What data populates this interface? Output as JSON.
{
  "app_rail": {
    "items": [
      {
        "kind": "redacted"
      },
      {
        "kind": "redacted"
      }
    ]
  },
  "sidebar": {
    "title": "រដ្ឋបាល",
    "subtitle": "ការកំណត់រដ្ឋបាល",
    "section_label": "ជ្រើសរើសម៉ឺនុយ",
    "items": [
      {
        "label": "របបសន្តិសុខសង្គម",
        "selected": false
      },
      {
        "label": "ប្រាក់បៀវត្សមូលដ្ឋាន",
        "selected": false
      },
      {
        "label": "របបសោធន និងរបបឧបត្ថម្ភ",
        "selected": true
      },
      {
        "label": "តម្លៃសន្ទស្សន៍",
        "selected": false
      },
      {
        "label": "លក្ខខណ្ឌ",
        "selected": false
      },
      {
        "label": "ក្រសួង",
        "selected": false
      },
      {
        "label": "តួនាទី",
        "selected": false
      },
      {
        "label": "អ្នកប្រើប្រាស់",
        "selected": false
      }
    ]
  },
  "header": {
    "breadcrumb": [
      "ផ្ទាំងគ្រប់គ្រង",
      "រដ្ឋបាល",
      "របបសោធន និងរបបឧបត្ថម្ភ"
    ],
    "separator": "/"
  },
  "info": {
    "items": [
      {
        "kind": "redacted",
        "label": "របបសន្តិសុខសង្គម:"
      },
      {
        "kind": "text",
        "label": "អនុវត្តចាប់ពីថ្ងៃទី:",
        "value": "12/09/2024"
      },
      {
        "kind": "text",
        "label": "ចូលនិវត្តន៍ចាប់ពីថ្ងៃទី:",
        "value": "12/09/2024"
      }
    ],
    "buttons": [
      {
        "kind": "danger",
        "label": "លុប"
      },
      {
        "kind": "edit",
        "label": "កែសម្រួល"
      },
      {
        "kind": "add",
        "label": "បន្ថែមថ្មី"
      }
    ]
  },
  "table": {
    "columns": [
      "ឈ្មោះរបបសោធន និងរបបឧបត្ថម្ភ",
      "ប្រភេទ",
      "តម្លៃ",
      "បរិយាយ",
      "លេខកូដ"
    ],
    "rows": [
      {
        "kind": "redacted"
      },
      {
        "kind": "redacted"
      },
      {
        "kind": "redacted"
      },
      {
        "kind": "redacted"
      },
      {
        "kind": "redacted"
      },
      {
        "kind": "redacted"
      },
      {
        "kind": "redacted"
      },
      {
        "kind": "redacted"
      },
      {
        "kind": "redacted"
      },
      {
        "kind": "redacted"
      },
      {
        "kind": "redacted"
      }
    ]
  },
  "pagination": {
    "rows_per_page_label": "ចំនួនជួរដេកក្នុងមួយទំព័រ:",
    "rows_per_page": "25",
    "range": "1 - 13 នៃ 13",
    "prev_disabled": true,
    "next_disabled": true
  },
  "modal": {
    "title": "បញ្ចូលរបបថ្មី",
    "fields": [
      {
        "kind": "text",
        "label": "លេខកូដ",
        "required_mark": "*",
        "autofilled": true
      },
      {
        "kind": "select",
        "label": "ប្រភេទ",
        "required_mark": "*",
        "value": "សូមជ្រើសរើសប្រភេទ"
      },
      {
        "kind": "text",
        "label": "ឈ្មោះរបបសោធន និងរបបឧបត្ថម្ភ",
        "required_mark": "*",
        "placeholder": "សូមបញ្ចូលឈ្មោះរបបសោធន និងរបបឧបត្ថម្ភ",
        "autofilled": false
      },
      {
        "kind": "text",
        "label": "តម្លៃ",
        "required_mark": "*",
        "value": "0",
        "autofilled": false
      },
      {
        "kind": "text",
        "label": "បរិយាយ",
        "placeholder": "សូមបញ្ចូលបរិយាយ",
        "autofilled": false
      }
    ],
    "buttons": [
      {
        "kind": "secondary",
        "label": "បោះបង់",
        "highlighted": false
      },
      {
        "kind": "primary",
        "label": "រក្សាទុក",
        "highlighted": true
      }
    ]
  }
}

· · · · ·

Working from the listing above, pick out every line that has "ងរបបឧបត" and copy it.

• [COMPLETE OUTPUT]:
        "label": "របបសោធន និងរបបឧបត្ថម្ភ",
      "របបសោធន និងរបបឧបត្ថម្ភ"
      "ឈ្មោះរបបសោធន និងរបបឧបត្ថម្ភ",
        "label": "ឈ្មោះរបបសោធន និងរបបឧបត្ថម្ភ",
        "placeholder": "សូមបញ្ចូលឈ្មោះរបបសោធន និងរបបឧបត្ថម្ភ",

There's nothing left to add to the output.